§ Given task
Read the lines below. Copy out any that hold the string "заявления".
— START OF Data section —
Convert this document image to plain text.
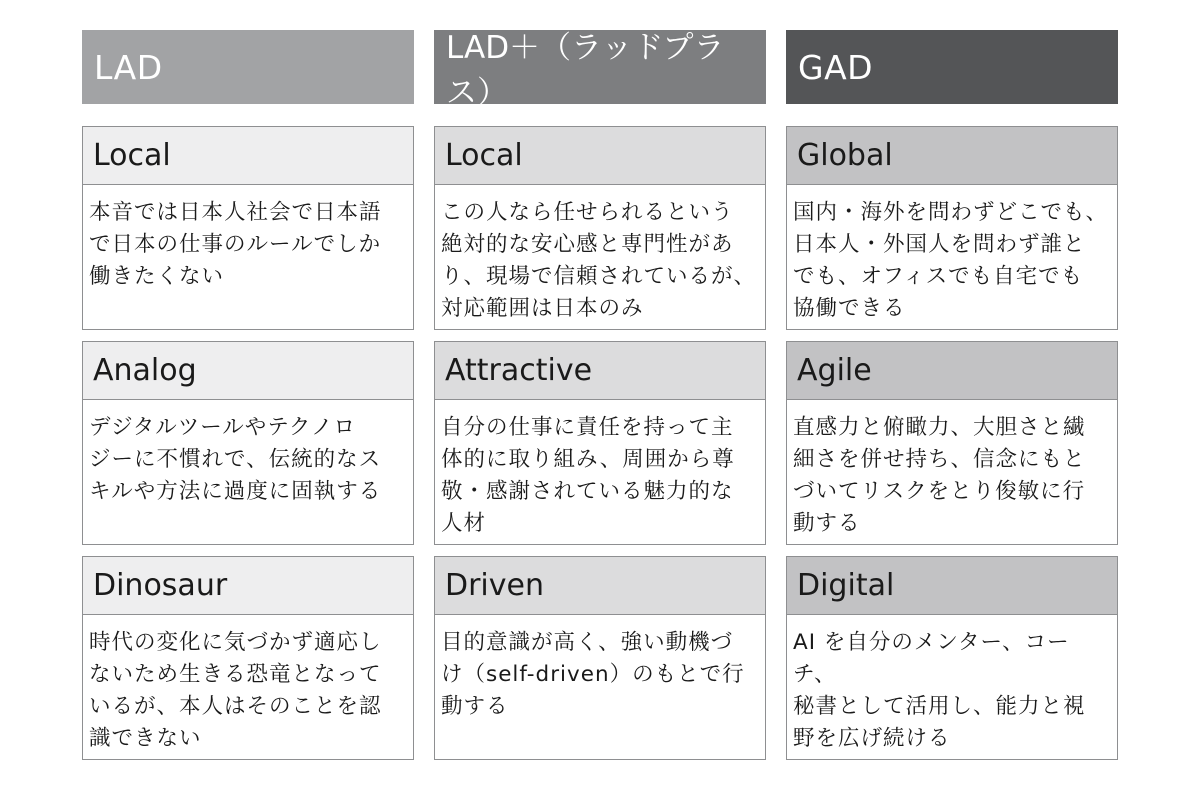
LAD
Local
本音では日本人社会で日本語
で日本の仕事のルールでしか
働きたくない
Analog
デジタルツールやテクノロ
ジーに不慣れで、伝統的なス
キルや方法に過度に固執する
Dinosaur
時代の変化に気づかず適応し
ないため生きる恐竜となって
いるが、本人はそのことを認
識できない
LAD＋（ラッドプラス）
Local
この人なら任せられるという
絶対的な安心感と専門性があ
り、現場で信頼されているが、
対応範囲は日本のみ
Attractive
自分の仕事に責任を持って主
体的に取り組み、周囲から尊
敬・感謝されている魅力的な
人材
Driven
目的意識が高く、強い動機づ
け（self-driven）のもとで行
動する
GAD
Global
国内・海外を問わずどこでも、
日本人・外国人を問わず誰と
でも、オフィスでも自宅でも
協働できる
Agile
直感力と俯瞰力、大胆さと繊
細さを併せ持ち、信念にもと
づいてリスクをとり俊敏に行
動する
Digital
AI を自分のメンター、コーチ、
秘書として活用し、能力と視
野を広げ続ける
— END OF Data section —
— START OF Data section —
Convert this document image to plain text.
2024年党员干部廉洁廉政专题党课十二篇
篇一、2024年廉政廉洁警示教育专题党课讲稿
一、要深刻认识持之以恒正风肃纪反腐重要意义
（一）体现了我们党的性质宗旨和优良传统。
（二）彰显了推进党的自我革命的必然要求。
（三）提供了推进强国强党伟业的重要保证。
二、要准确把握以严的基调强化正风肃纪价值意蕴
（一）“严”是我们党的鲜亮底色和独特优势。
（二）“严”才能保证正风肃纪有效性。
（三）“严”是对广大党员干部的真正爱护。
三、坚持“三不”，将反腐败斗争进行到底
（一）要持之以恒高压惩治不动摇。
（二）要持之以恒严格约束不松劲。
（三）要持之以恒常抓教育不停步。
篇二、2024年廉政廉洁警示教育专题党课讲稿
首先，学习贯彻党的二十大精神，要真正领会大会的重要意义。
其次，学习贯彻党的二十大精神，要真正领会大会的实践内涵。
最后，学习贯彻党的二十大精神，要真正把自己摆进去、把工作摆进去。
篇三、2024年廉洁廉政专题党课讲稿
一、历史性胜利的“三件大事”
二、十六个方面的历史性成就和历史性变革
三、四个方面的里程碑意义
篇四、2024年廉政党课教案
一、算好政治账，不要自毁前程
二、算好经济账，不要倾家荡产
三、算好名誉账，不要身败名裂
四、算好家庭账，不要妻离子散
— END OF Data section —
— START OF Data section —
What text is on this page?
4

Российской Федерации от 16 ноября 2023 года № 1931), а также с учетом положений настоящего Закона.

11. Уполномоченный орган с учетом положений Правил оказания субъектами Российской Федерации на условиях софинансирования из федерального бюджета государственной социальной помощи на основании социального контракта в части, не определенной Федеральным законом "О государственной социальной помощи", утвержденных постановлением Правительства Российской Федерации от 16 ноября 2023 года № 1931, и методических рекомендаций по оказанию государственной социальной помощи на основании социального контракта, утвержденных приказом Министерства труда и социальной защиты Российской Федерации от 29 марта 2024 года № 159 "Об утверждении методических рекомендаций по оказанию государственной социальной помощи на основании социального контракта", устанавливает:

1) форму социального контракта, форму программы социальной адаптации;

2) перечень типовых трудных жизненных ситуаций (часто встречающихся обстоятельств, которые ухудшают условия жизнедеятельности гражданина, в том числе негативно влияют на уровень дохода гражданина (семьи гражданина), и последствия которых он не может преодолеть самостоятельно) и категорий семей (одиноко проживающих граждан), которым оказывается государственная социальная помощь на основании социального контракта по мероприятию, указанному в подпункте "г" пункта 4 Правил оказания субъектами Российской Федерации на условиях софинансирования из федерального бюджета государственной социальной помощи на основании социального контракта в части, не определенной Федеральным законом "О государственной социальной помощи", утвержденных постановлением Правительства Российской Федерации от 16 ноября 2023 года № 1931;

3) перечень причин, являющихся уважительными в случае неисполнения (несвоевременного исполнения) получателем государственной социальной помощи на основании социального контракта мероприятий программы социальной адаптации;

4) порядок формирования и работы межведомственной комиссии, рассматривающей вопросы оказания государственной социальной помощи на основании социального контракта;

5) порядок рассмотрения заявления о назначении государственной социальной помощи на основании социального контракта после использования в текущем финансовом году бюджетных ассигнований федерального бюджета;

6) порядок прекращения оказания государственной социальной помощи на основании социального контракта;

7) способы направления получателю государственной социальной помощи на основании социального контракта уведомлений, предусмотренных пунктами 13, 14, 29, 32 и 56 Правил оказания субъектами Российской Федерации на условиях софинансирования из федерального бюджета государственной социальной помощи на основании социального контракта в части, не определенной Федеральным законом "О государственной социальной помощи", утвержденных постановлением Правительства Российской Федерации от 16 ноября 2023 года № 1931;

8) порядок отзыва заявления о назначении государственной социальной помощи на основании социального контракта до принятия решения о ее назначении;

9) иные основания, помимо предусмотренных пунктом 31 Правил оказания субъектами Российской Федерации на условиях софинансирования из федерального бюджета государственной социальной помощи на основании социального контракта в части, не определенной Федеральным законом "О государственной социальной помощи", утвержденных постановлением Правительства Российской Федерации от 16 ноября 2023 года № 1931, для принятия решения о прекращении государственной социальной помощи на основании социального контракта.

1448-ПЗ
— END OF Data section —
§ Reply to the exercise
5) порядок рассмотрения заявления о назначении государственной социальной помощи на основании социального контракта после использования в текущем финансовом году бюджетных ассигнований федерального бюджета;
8) порядок отзыва заявления о назначении государственной социальной помощи на основании социального контракта до принятия решения о ее назначении;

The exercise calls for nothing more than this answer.